Thursday, June 3, 2010

A self-guided tour of St. Petersburg

I'm a few minutes into a 10.5 hour overnight bus ride to Vytegra, where I will live the next few weeks. To pass the time, I will recount the events of my last day in Petersburg (there is, of course, no internet on the bus, so this will be posted late).

It has been a long, exhausting, fulfilling day. I had to check out of my hostel by 11 a.m., and the bus wasn't scheduled to leave until 8 p.m., so I spent the entire day out on the town. Luckily, the weather has been beautiful—sunny, a little over 20 degrees Celcius (about 70 Fahrenheit). The hostel let me leave my luggage there to pick up later, so I was free to explore the city unburdened.

My first stop was the Russian Ethnographic Museum, where there was supposed to be an exhibit on the Baltic-Finnic peoples of Russia, including the Veps, whom I am here to research. Unfortunately, half the museum was closed for remodeling, and the most relevant exhibit I could find was the peasant clothing of the closely related Saami and Karelian peoples.

I was a bit disappointed, so I visited the Church on the Spilled Blood less than a block away. I had been there during my last trip to Russia, but the church is so breathtaking, I could never tire of it.

After that, I sent myself on a literary tour of sorts. I visited not one, but two statues of Pushkin, a statue of Gogol, the famous bookstore Dom Knigi, and the Dostoevsky House-Museum. I also tried to find the site where Mikhail Bulgakov's Master and Margarita begins, but couldn't find it on my lousy map.

I eventually was able to meet with Igor Brodskii from the Petersburg Veps Society. He is also a professor of the Veps language at Hertsen University. He spoke excellent English and gave me a full orientation to the status of the Veps language. His prognosis wasn't promising and, he said, if the language dies, so will the Veps people, because "the language is the people," to use his words. My favorite thing he said during our meeting, "Russia is such a wonderful country. Pity that the government is on the moon." A common sentiment among Russians, I believe.

··········

• Tasks to complete:
1. Please list every writer named in the St. Petersburg tour post.
2. Pick up the St. Petersburg tour post after its final sentence and carry it on.

Coordinate annotation records
··········

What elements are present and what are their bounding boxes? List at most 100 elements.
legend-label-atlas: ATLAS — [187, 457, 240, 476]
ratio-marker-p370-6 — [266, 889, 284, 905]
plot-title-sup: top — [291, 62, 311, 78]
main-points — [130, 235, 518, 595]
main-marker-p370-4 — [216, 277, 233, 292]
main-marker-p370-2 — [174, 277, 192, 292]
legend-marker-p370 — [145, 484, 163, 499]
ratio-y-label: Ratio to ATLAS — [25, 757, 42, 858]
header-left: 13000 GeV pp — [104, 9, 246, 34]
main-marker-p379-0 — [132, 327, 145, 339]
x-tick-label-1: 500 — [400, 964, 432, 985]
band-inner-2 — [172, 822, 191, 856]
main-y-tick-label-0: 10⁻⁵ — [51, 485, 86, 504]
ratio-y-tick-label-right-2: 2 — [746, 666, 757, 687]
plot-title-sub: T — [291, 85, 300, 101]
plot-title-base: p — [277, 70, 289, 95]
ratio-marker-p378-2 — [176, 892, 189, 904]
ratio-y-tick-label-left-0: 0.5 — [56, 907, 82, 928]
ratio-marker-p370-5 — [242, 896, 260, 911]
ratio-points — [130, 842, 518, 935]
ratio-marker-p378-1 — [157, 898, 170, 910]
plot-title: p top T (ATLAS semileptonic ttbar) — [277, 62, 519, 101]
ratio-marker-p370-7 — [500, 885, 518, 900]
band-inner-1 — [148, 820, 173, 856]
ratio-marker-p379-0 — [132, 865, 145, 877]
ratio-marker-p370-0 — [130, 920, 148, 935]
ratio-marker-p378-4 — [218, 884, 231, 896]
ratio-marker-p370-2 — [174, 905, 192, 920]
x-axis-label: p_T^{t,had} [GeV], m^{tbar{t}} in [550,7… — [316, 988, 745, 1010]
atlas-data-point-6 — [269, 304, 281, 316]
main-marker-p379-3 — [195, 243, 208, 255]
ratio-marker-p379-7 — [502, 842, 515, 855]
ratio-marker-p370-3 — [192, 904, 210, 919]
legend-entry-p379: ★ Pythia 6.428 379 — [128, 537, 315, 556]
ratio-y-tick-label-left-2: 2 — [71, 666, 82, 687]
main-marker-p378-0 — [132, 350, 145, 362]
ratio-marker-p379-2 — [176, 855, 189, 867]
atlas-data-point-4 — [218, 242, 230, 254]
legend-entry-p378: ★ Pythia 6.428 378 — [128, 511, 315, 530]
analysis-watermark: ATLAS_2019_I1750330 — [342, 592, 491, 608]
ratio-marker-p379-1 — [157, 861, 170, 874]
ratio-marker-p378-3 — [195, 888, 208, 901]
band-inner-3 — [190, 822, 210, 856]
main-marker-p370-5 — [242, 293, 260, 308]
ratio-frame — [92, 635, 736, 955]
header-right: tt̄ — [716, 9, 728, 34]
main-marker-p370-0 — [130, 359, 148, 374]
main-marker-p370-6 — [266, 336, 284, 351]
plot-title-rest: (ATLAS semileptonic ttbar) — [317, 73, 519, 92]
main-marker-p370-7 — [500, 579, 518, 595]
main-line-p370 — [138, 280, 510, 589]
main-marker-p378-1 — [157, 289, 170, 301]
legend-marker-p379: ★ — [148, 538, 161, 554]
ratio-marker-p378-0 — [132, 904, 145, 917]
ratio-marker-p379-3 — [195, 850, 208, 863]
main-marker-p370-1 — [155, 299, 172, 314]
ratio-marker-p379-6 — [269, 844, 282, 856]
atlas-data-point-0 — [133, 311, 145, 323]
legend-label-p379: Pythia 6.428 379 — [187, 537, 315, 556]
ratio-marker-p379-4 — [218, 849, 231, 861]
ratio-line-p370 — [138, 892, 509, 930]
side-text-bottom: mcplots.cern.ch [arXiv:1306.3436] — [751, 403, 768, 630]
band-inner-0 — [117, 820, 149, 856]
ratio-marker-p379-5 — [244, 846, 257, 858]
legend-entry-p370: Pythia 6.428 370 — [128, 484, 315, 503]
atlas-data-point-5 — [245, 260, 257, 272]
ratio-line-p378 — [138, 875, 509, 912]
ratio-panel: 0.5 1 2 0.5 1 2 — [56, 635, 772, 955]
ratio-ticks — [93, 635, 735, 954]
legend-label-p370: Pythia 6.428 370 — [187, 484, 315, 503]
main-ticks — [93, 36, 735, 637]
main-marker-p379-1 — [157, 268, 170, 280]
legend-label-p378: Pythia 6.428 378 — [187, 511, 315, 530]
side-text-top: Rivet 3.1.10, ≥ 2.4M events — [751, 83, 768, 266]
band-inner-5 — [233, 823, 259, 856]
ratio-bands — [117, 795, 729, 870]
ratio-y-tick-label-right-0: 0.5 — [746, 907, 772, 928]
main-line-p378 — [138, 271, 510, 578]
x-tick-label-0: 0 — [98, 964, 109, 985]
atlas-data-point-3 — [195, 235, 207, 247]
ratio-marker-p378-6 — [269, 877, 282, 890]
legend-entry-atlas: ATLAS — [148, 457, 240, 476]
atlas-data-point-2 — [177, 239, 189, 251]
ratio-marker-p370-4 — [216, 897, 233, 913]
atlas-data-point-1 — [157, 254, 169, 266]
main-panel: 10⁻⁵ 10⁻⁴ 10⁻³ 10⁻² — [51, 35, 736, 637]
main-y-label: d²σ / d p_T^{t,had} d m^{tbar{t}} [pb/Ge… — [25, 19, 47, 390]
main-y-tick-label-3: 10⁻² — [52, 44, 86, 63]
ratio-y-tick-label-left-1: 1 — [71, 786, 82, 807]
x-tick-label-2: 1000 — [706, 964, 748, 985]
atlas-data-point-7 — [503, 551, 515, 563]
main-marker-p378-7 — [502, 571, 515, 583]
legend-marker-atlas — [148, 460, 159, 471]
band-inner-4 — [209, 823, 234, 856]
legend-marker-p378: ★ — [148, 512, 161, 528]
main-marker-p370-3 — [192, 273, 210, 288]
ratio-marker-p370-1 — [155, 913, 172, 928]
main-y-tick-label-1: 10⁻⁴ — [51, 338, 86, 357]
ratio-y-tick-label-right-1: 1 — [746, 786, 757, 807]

··········

• In response:
1. Pushkin, Gogol, Dostoevsky, Mikhail Bulgakov

2.
From our meeting, I rushed back to my hostel to collect my luggage and catch my bus to Vytegra. I was running late, and I would never have made it if not for the help of the staff at the hostel. Even though I had checked out hours before and they had no reason to want to help me, one of the staff members personally found me a cheap taxi, helped me carry my luggage, and rode with me to the bus station. I tried to offer her money, but she refused, saying it was a bonus to her karma for the day. So, to anyone planning to visit St. Petersburg, I highly recommend the Soul Kitchen Hostel. You couldn't ask for better customer service, even from a luxury hotel.

So here I am, riding the long, bumpy road to Vytegra. I will arrive very early tomorrow morning and should probably try to sleep. I'm sure tomorrow will be just as busy for me as today.

2 comments:

  1. I would be very surprised if you could locate Patriarshii Prudy (where the beginning of Master and Margarita is set) in St. Petersburg. The site has always been in Moscow :).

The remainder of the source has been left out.